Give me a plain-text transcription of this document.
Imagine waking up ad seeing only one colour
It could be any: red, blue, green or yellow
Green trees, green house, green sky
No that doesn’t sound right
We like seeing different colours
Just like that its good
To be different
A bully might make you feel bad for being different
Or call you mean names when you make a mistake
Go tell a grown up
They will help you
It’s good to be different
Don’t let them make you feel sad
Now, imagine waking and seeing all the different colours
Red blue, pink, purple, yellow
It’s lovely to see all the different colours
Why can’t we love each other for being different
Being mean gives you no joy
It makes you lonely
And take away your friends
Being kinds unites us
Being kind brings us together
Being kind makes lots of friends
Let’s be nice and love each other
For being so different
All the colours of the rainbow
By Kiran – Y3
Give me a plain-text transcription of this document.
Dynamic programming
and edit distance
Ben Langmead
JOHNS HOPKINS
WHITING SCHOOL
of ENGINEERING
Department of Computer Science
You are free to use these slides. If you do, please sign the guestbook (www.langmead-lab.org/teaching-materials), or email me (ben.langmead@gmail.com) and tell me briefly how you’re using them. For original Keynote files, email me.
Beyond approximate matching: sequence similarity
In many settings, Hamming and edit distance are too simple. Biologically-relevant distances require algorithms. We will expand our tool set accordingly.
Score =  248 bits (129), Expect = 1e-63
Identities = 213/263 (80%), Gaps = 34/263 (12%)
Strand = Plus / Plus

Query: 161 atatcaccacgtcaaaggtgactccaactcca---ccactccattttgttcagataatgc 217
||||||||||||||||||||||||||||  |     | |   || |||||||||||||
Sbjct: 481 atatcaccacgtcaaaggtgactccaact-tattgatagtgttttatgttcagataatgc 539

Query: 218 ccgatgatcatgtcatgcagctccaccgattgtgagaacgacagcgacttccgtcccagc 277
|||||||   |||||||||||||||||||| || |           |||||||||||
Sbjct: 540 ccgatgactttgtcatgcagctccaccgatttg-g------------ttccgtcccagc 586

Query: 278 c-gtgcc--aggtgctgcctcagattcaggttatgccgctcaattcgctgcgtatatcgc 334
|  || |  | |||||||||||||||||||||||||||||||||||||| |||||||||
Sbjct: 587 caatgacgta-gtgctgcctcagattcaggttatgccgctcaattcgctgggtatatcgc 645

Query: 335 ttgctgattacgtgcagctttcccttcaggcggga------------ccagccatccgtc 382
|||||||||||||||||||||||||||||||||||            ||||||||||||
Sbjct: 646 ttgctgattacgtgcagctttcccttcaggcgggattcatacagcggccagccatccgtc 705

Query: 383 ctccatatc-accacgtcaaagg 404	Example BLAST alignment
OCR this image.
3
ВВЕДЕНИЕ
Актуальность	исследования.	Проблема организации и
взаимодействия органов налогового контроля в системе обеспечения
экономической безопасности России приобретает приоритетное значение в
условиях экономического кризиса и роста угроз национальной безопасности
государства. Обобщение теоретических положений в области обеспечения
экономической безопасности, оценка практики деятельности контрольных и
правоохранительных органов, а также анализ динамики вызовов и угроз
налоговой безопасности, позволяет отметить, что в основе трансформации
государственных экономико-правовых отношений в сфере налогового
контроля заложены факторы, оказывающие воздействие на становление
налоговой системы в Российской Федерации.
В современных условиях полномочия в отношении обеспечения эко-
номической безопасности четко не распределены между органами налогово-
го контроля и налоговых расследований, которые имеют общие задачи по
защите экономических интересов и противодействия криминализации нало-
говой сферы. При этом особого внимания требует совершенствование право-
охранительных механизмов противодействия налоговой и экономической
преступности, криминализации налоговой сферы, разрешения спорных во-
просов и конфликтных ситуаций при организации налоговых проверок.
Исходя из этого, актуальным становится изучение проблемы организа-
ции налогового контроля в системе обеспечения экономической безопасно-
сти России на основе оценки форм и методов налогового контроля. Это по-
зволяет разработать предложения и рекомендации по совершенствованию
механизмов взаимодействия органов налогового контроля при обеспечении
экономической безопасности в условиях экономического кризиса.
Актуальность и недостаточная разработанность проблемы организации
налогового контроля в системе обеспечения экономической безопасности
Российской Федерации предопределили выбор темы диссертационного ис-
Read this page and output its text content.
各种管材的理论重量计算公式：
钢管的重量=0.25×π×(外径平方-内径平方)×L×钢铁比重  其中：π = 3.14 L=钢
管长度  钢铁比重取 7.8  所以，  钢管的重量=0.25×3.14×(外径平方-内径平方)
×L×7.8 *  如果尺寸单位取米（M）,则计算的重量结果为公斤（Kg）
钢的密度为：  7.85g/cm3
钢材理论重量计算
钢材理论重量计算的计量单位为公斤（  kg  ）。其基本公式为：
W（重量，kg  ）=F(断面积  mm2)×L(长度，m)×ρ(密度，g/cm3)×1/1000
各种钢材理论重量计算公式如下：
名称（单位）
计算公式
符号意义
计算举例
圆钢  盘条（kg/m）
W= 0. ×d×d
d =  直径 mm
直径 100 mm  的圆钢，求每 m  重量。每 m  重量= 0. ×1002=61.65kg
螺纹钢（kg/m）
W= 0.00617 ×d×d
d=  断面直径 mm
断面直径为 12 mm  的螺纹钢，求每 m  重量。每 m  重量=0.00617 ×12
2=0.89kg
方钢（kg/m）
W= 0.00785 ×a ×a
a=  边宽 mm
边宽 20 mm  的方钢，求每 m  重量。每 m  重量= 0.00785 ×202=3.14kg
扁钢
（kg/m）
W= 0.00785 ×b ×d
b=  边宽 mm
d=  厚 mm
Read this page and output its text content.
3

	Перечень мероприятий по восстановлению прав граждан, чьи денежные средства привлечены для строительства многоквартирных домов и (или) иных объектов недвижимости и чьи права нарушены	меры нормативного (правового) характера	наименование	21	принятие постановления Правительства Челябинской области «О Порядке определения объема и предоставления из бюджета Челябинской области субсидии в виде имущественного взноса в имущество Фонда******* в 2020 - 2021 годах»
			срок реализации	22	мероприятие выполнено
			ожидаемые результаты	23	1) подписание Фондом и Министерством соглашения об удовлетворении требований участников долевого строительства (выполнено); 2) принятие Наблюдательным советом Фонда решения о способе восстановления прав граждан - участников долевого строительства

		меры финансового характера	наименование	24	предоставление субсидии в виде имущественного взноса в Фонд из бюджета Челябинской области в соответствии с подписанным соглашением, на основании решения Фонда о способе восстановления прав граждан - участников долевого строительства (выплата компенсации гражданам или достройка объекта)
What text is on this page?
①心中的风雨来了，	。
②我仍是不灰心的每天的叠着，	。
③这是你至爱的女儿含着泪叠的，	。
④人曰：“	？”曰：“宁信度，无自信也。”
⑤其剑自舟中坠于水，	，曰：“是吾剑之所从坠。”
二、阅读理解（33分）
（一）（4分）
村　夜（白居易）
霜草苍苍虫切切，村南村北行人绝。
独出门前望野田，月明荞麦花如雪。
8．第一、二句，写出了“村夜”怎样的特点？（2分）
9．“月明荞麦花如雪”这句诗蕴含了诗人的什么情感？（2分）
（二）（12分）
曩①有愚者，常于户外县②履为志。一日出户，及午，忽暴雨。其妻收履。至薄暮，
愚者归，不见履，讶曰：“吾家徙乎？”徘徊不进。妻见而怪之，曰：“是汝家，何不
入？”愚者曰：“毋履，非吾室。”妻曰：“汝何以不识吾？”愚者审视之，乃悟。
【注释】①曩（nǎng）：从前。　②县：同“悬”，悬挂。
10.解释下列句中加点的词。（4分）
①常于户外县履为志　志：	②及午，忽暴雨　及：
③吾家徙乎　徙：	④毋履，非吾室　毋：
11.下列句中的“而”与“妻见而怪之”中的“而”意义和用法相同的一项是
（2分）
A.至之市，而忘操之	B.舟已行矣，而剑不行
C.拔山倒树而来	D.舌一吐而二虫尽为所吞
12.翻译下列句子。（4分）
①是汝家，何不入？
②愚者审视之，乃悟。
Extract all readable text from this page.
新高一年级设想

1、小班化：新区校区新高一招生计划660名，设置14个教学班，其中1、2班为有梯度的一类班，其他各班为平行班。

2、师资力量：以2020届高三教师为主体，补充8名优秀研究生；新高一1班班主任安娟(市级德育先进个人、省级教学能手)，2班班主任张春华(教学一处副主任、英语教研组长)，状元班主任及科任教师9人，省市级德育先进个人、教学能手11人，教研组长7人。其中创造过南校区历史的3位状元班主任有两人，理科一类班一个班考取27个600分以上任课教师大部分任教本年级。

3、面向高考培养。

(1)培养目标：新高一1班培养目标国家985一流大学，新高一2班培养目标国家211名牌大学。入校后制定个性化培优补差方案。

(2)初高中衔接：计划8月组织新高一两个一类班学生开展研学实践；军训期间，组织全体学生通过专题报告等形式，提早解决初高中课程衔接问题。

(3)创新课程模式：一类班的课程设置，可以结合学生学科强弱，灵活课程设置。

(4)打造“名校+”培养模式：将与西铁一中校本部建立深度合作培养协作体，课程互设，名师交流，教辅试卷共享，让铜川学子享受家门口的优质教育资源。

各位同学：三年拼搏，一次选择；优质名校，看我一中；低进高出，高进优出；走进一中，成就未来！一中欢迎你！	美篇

——————————

• **Set task**:
Report how many lines in the listing include the word "colours". Give nothing but the count.

• **Exercise result**:
4